— BEGIN THE INPUT —

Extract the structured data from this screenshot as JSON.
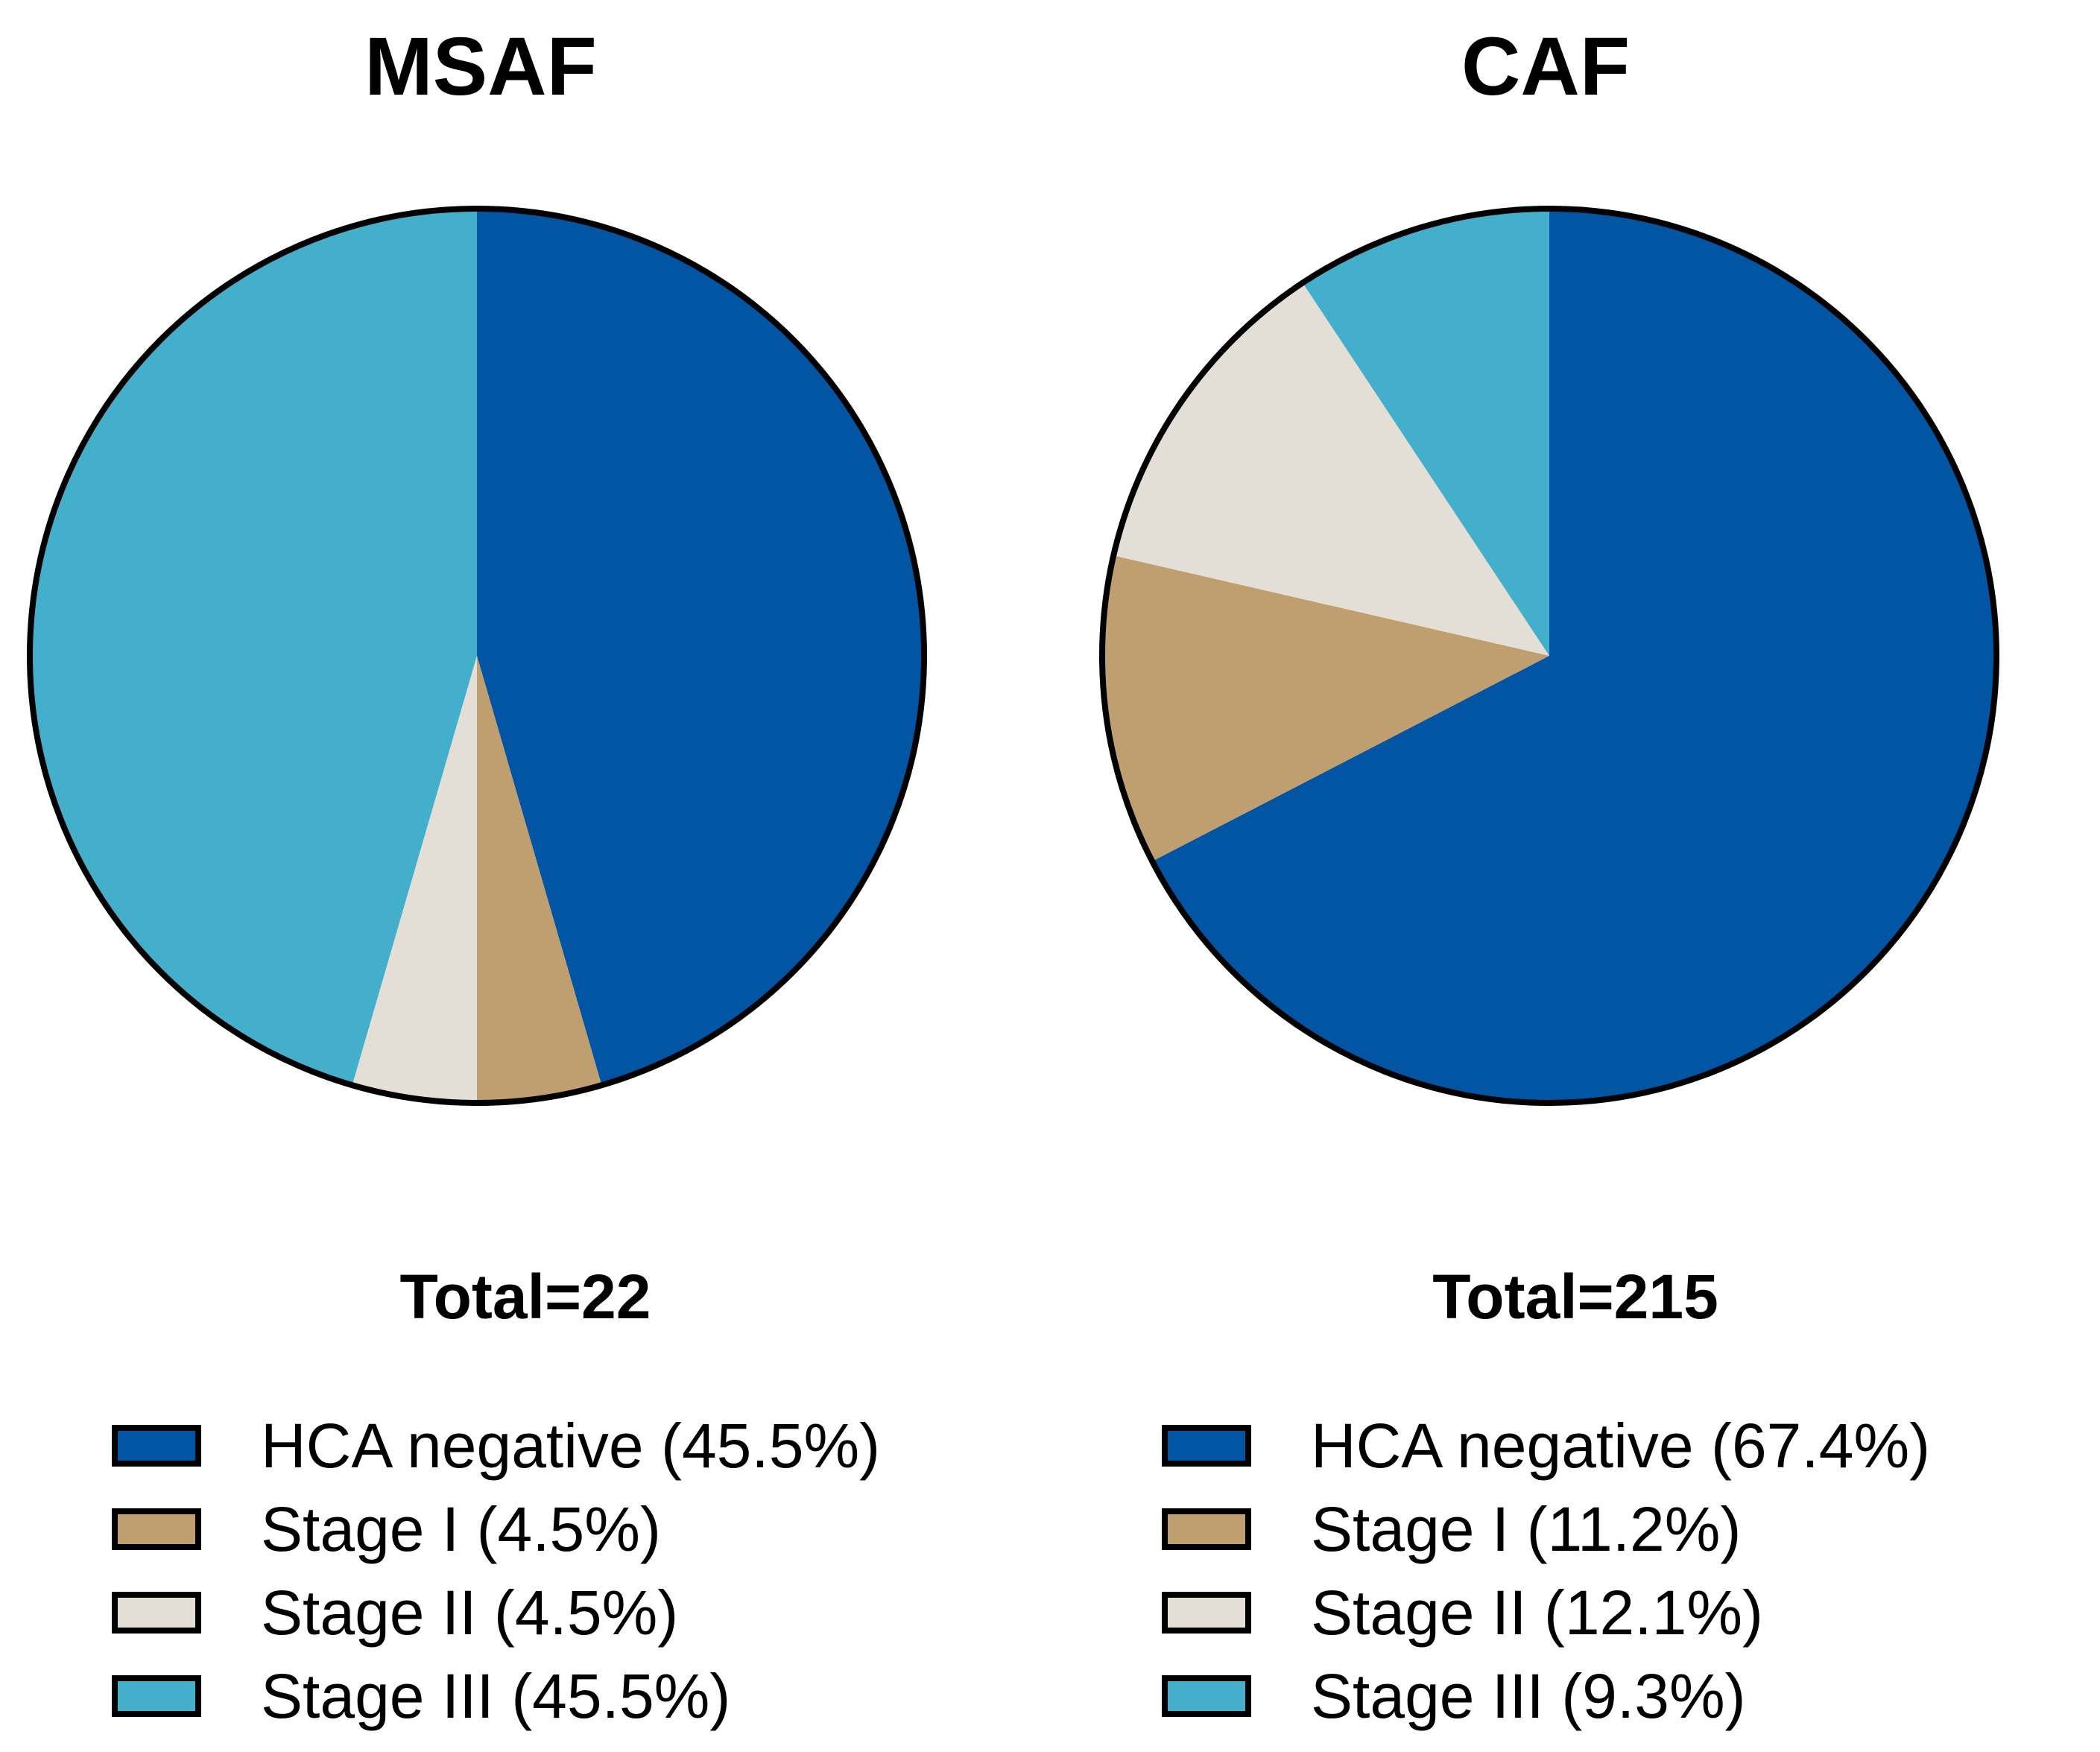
{
  "chart_data": [
    {
      "type": "pie",
      "title": "MSAF",
      "total_label": "Total=22",
      "slices": [
        {
          "label": "HCA negative (45.5%)",
          "value": 45.5,
          "color": "#0255A3"
        },
        {
          "label": "Stage I (4.5%)",
          "value": 4.5,
          "color": "#BF9E70"
        },
        {
          "label": "Stage II (4.5%)",
          "value": 4.5,
          "color": "#E4DFD6"
        },
        {
          "label": "Stage III (45.5%)",
          "value": 45.5,
          "color": "#44AFCB"
        }
      ]
    },
    {
      "type": "pie",
      "title": "CAF",
      "total_label": "Total=215",
      "slices": [
        {
          "label": "HCA negative (67.4%)",
          "value": 67.4,
          "color": "#0255A3"
        },
        {
          "label": "Stage I (11.2%)",
          "value": 11.2,
          "color": "#BF9E70"
        },
        {
          "label": "Stage II (12.1%)",
          "value": 12.1,
          "color": "#E4DFD6"
        },
        {
          "label": "Stage III (9.3%)",
          "value": 9.3,
          "color": "#44AFCB"
        }
      ]
    }
  ]
}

— END THE INPUT —

◆ EXERCISE REQUIREMENTS:
Write out each line of the data exactly; the images should be left out.

◆ RESPONSE TO THIS TASK:
Extract the structured data from this screenshot as JSON.
{
  "chart_data": [
    {
      "type": "pie",
      "title": "MSAF",
      "total_label": "Total=22",
      "slices": [
        {
          "label": "HCA negative (45.5%)",
          "value": 45.5,
          "color": "#0255A3"
        },
        {
          "label": "Stage I (4.5%)",
          "value": 4.5,
          "color": "#BF9E70"
        },
        {
          "label": "Stage II (4.5%)",
          "value": 4.5,
          "color": "#E4DFD6"
        },
        {
          "label": "Stage III (45.5%)",
          "value": 45.5,
          "color": "#44AFCB"
        }
      ]
    },
    {
      "type": "pie",
      "title": "CAF",
      "total_label": "Total=215",
      "slices": [
        {
          "label": "HCA negative (67.4%)",
          "value": 67.4,
          "color": "#0255A3"
        },
        {
          "label": "Stage I (11.2%)",
          "value": 11.2,
          "color": "#BF9E70"
        },
        {
          "label": "Stage II (12.1%)",
          "value": 12.1,
          "color": "#E4DFD6"
        },
        {
          "label": "Stage III (9.3%)",
          "value": 9.3,
          "color": "#44AFCB"
        }
      ]
    }
  ]
}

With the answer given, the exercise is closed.